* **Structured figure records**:
====

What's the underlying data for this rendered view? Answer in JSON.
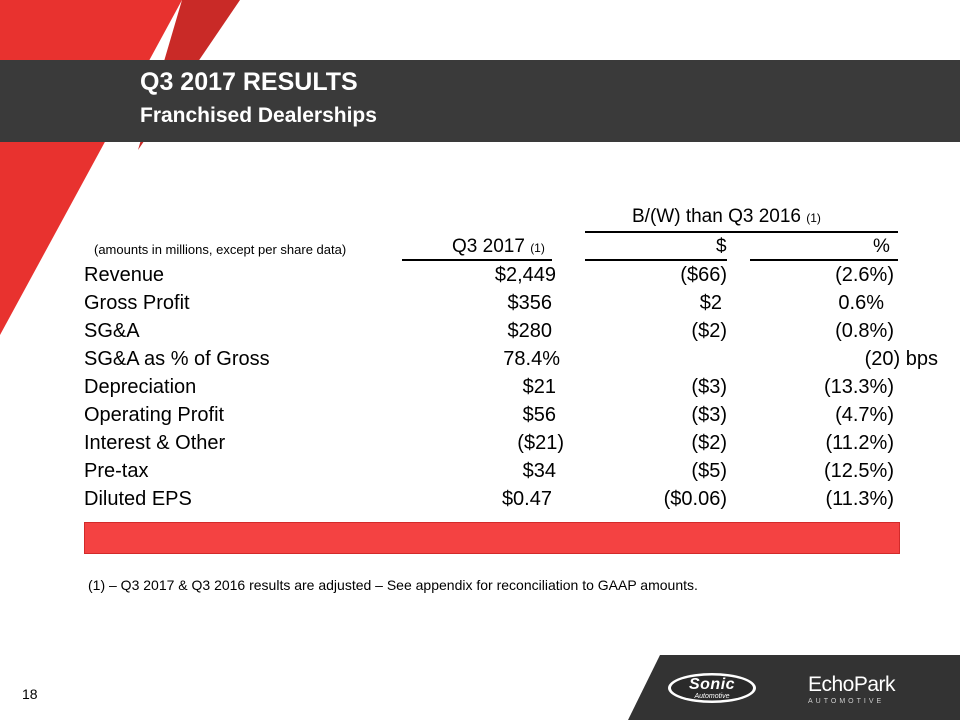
{
  "slide": {
    "title": "Q3 2017 RESULTS",
    "subtitle": "Franchised Dealerships",
    "page_number": "18"
  },
  "table": {
    "note": "(amounts in millions, except per share data)",
    "group_header": "B/(W) than Q3 2016",
    "group_header_ref": "(1)",
    "col_q3_label": "Q3 2017",
    "col_q3_ref": "(1)",
    "col_dollar_label": "$",
    "col_pct_label": "%",
    "rows": [
      {
        "label": "Revenue",
        "q3": "$2,449",
        "dollar": "($66)",
        "pct": "(2.6%)"
      },
      {
        "label": "Gross Profit",
        "q3": "$356",
        "dollar": "$2",
        "pct": "0.6%"
      },
      {
        "label": "SG&A",
        "q3": "$280",
        "dollar": "($2)",
        "pct": "(0.8%)"
      },
      {
        "label": "SG&A as % of Gross",
        "q3": "78.4%",
        "dollar": "",
        "pct": "(20) bps"
      },
      {
        "label": "Depreciation",
        "q3": "$21",
        "dollar": "($3)",
        "pct": "(13.3%)"
      },
      {
        "label": "Operating Profit",
        "q3": "$56",
        "dollar": "($3)",
        "pct": "(4.7%)"
      },
      {
        "label": "Interest & Other",
        "q3": "($21)",
        "dollar": "($2)",
        "pct": "(11.2%)"
      },
      {
        "label": "Pre-tax",
        "q3": "$34",
        "dollar": "($5)",
        "pct": "(12.5%)"
      },
      {
        "label": "Diluted EPS",
        "q3": "$0.47",
        "dollar": "($0.06)",
        "pct": "(11.3%)"
      }
    ]
  },
  "footnote": "(1) – Q3 2017 & Q3 2016 results are adjusted – See appendix for reconciliation to GAAP amounts.",
  "logos": {
    "sonic": "Sonic",
    "sonic_sub": "Automotive",
    "echopark": "EchoPark",
    "echopark_sub": "AUTOMOTIVE"
  },
  "colors": {
    "title_band": "#3a3a3a",
    "accent_red": "#e8322f",
    "bar_red": "#f44242"
  }
}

====

* **Task description**:
Copy out the lines in which the string "data" appears.

* **Answer for the task**:
What's the underlying data for this rendered view? Answer in JSON.
    "note": "(amounts in millions, except per share data)",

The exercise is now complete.